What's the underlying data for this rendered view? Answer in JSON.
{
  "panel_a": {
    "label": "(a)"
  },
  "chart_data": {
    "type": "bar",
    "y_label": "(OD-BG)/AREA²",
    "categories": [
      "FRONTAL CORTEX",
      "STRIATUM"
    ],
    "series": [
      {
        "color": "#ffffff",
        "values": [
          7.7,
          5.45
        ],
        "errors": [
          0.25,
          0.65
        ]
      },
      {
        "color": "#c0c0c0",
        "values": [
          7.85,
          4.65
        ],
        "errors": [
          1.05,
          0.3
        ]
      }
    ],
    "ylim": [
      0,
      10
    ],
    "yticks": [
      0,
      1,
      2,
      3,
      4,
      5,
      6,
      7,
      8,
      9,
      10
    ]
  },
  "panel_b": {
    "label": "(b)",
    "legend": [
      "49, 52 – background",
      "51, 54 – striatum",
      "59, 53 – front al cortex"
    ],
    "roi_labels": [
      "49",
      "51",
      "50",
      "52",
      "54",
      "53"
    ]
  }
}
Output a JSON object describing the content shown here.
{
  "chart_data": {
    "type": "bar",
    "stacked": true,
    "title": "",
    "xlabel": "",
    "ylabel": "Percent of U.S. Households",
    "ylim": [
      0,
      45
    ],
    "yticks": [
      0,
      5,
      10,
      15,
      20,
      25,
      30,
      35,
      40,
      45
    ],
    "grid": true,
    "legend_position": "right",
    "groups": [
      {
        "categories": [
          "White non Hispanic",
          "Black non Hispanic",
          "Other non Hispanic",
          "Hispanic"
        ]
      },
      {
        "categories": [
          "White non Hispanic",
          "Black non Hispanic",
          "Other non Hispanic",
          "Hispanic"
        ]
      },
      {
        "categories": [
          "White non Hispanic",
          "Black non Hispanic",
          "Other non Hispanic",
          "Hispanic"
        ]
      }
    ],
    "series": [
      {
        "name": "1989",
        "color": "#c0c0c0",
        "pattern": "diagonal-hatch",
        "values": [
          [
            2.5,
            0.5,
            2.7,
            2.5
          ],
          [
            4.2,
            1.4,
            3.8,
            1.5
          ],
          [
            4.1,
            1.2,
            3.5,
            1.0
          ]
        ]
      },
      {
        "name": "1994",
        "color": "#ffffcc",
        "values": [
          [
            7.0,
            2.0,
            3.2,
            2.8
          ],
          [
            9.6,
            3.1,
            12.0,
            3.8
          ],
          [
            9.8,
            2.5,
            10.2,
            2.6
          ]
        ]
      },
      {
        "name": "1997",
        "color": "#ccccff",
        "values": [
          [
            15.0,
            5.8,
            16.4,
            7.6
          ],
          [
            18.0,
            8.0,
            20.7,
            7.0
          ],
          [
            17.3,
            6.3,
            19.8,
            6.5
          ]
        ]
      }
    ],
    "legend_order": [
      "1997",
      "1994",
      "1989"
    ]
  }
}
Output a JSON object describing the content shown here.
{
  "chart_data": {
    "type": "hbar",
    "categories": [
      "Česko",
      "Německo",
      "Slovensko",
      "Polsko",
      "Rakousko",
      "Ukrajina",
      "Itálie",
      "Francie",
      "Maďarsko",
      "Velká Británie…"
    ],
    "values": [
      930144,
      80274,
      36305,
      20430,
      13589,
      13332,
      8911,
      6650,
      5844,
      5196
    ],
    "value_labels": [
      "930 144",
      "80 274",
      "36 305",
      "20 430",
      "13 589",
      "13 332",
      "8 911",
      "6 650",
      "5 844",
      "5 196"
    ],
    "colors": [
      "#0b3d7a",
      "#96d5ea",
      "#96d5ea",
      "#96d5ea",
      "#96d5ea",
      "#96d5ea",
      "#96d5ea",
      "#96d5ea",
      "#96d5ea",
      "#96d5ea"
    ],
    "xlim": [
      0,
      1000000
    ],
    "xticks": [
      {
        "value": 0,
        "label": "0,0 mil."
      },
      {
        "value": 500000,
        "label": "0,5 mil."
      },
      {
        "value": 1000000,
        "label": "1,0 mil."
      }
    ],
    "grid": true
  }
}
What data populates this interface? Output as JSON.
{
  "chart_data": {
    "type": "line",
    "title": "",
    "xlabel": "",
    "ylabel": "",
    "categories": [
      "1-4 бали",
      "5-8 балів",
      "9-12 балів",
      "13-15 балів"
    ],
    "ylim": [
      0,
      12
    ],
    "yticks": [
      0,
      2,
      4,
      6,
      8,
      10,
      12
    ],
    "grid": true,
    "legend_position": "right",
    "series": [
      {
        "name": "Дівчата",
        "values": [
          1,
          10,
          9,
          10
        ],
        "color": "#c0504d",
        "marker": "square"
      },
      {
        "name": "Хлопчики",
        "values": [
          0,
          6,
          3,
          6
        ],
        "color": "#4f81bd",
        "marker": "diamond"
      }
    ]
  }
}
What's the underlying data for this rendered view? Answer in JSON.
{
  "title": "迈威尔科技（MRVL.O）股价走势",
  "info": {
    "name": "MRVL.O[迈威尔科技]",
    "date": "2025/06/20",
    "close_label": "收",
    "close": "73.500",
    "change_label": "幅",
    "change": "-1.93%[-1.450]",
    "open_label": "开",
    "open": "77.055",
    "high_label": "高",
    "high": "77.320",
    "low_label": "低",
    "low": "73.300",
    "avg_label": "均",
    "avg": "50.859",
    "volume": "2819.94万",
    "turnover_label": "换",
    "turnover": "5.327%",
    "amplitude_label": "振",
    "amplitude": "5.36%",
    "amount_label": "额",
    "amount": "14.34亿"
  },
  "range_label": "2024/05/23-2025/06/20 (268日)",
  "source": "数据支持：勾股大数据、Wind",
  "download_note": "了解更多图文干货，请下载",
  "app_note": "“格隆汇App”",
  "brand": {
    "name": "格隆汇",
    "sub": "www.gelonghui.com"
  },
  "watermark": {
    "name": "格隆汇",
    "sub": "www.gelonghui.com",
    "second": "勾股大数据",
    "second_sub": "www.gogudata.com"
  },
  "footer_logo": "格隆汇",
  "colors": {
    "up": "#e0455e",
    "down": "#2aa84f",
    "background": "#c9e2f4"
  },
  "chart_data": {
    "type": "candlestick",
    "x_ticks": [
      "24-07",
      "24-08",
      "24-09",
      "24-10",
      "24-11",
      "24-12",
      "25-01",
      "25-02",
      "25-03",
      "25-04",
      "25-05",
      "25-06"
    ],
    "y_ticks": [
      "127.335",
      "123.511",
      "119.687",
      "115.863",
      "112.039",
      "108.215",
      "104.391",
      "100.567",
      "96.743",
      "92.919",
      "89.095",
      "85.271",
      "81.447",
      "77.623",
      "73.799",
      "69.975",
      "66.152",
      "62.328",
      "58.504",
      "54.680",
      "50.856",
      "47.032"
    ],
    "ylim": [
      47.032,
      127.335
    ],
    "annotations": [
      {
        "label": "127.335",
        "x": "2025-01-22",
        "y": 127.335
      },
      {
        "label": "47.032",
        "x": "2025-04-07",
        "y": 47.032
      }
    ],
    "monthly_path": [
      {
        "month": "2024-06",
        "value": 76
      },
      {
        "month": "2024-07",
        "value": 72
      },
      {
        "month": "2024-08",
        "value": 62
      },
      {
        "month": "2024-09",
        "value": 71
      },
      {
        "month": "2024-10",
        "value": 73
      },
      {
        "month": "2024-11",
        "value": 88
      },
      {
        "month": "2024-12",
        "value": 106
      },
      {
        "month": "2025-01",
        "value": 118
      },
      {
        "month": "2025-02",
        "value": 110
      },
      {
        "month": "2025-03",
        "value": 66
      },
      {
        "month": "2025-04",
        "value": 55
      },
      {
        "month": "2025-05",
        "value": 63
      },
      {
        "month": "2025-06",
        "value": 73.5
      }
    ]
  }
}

### TASK INSTRUCTIONS
Quote the whole listing above, leaving nothing out.

### RESULT OF THIS EXERCISE
What's the underlying data for this rendered view? Answer in JSON.
{
  "panel_a": {
    "label": "(a)"
  },
  "chart_data": {
    "type": "bar",
    "y_label": "(OD-BG)/AREA²",
    "categories": [
      "FRONTAL CORTEX",
      "STRIATUM"
    ],
    "series": [
      {
        "color": "#ffffff",
        "values": [
          7.7,
          5.45
        ],
        "errors": [
          0.25,
          0.65
        ]
      },
      {
        "color": "#c0c0c0",
        "values": [
          7.85,
          4.65
        ],
        "errors": [
          1.05,
          0.3
        ]
      }
    ],
    "ylim": [
      0,
      10
    ],
    "yticks": [
      0,
      1,
      2,
      3,
      4,
      5,
      6,
      7,
      8,
      9,
      10
    ]
  },
  "panel_b": {
    "label": "(b)",
    "legend": [
      "49, 52 – background",
      "51, 54 – striatum",
      "59, 53 – front al cortex"
    ],
    "roi_labels": [
      "49",
      "51",
      "50",
      "52",
      "54",
      "53"
    ]
  }
}
Output a JSON object describing the content shown here.
{
  "chart_data": {
    "type": "bar",
    "stacked": true,
    "title": "",
    "xlabel": "",
    "ylabel": "Percent of U.S. Households",
    "ylim": [
      0,
      45
    ],
    "yticks": [
      0,
      5,
      10,
      15,
      20,
      25,
      30,
      35,
      40,
      45
    ],
    "grid": true,
    "legend_position": "right",
    "groups": [
      {
        "categories": [
          "White non Hispanic",
          "Black non Hispanic",
          "Other non Hispanic",
          "Hispanic"
        ]
      },
      {
        "categories": [
          "White non Hispanic",
          "Black non Hispanic",
          "Other non Hispanic",
          "Hispanic"
        ]
      },
      {
        "categories": [
          "White non Hispanic",
          "Black non Hispanic",
          "Other non Hispanic",
          "Hispanic"
        ]
      }
    ],
    "series": [
      {
        "name": "1989",
        "color": "#c0c0c0",
        "pattern": "diagonal-hatch",
        "values": [
          [
            2.5,
            0.5,
            2.7,
            2.5
          ],
          [
            4.2,
            1.4,
            3.8,
            1.5
          ],
          [
            4.1,
            1.2,
            3.5,
            1.0
          ]
        ]
      },
      {
        "name": "1994",
        "color": "#ffffcc",
        "values": [
          [
            7.0,
            2.0,
            3.2,
            2.8
          ],
          [
            9.6,
            3.1,
            12.0,
            3.8
          ],
          [
            9.8,
            2.5,
            10.2,
            2.6
          ]
        ]
      },
      {
        "name": "1997",
        "color": "#ccccff",
        "values": [
          [
            15.0,
            5.8,
            16.4,
            7.6
          ],
          [
            18.0,
            8.0,
            20.7,
            7.0
          ],
          [
            17.3,
            6.3,
            19.8,
            6.5
          ]
        ]
      }
    ],
    "legend_order": [
      "1997",
      "1994",
      "1989"
    ]
  }
}
Output a JSON object describing the content shown here.
{
  "chart_data": {
    "type": "hbar",
    "categories": [
      "Česko",
      "Německo",
      "Slovensko",
      "Polsko",
      "Rakousko",
      "Ukrajina",
      "Itálie",
      "Francie",
      "Maďarsko",
      "Velká Británie…"
    ],
    "values": [
      930144,
      80274,
      36305,
      20430,
      13589,
      13332,
      8911,
      6650,
      5844,
      5196
    ],
    "value_labels": [
      "930 144",
      "80 274",
      "36 305",
      "20 430",
      "13 589",
      "13 332",
      "8 911",
      "6 650",
      "5 844",
      "5 196"
    ],
    "colors": [
      "#0b3d7a",
      "#96d5ea",
      "#96d5ea",
      "#96d5ea",
      "#96d5ea",
      "#96d5ea",
      "#96d5ea",
      "#96d5ea",
      "#96d5ea",
      "#96d5ea"
    ],
    "xlim": [
      0,
      1000000
    ],
    "xticks": [
      {
        "value": 0,
        "label": "0,0 mil."
      },
      {
        "value": 500000,
        "label": "0,5 mil."
      },
      {
        "value": 1000000,
        "label": "1,0 mil."
      }
    ],
    "grid": true
  }
}
What data populates this interface? Output as JSON.
{
  "chart_data": {
    "type": "line",
    "title": "",
    "xlabel": "",
    "ylabel": "",
    "categories": [
      "1-4 бали",
      "5-8 балів",
      "9-12 балів",
      "13-15 балів"
    ],
    "ylim": [
      0,
      12
    ],
    "yticks": [
      0,
      2,
      4,
      6,
      8,
      10,
      12
    ],
    "grid": true,
    "legend_position": "right",
    "series": [
      {
        "name": "Дівчата",
        "values": [
          1,
          10,
          9,
          10
        ],
        "color": "#c0504d",
        "marker": "square"
      },
      {
        "name": "Хлопчики",
        "values": [
          0,
          6,
          3,
          6
        ],
        "color": "#4f81bd",
        "marker": "diamond"
      }
    ]
  }
}
What's the underlying data for this rendered view? Answer in JSON.
{
  "title": "迈威尔科技（MRVL.O）股价走势",
  "info": {
    "name": "MRVL.O[迈威尔科技]",
    "date": "2025/06/20",
    "close_label": "收",
    "close": "73.500",
    "change_label": "幅",
    "change": "-1.93%[-1.450]",
    "open_label": "开",
    "open": "77.055",
    "high_label": "高",
    "high": "77.320",
    "low_label": "低",
    "low": "73.300",
    "avg_label": "均",
    "avg": "50.859",
    "volume": "2819.94万",
    "turnover_label": "换",
    "turnover": "5.327%",
    "amplitude_label": "振",
    "amplitude": "5.36%",
    "amount_label": "额",
    "amount": "14.34亿"
  },
  "range_label": "2024/05/23-2025/06/20 (268日)",
  "source": "数据支持：勾股大数据、Wind",
  "download_note": "了解更多图文干货，请下载",
  "app_note": "“格隆汇App”",
  "brand": {
    "name": "格隆汇",
    "sub": "www.gelonghui.com"
  },
  "watermark": {
    "name": "格隆汇",
    "sub": "www.gelonghui.com",
    "second": "勾股大数据",
    "second_sub": "www.gogudata.com"
  },
  "footer_logo": "格隆汇",
  "colors": {
    "up": "#e0455e",
    "down": "#2aa84f",
    "background": "#c9e2f4"
  },
  "chart_data": {
    "type": "candlestick",
    "x_ticks": [
      "24-07",
      "24-08",
      "24-09",
      "24-10",
      "24-11",
      "24-12",
      "25-01",
      "25-02",
      "25-03",
      "25-04",
      "25-05",
      "25-06"
    ],
    "y_ticks": [
      "127.335",
      "123.511",
      "119.687",
      "115.863",
      "112.039",
      "108.215",
      "104.391",
      "100.567",
      "96.743",
      "92.919",
      "89.095",
      "85.271",
      "81.447",
      "77.623",
      "73.799",
      "69.975",
      "66.152",
      "62.328",
      "58.504",
      "54.680",
      "50.856",
      "47.032"
    ],
    "ylim": [
      47.032,
      127.335
    ],
    "annotations": [
      {
        "label": "127.335",
        "x": "2025-01-22",
        "y": 127.335
      },
      {
        "label": "47.032",
        "x": "2025-04-07",
        "y": 47.032
      }
    ],
    "monthly_path": [
      {
        "month": "2024-06",
        "value": 76
      },
      {
        "month": "2024-07",
        "value": 72
      },
      {
        "month": "2024-08",
        "value": 62
      },
      {
        "month": "2024-09",
        "value": 71
      },
      {
        "month": "2024-10",
        "value": 73
      },
      {
        "month": "2024-11",
        "value": 88
      },
      {
        "month": "2024-12",
        "value": 106
      },
      {
        "month": "2025-01",
        "value": 118
      },
      {
        "month": "2025-02",
        "value": 110
      },
      {
        "month": "2025-03",
        "value": 66
      },
      {
        "month": "2025-04",
        "value": 55
      },
      {
        "month": "2025-05",
        "value": 63
      },
      {
        "month": "2025-06",
        "value": 73.5
      }
    ]
  }
}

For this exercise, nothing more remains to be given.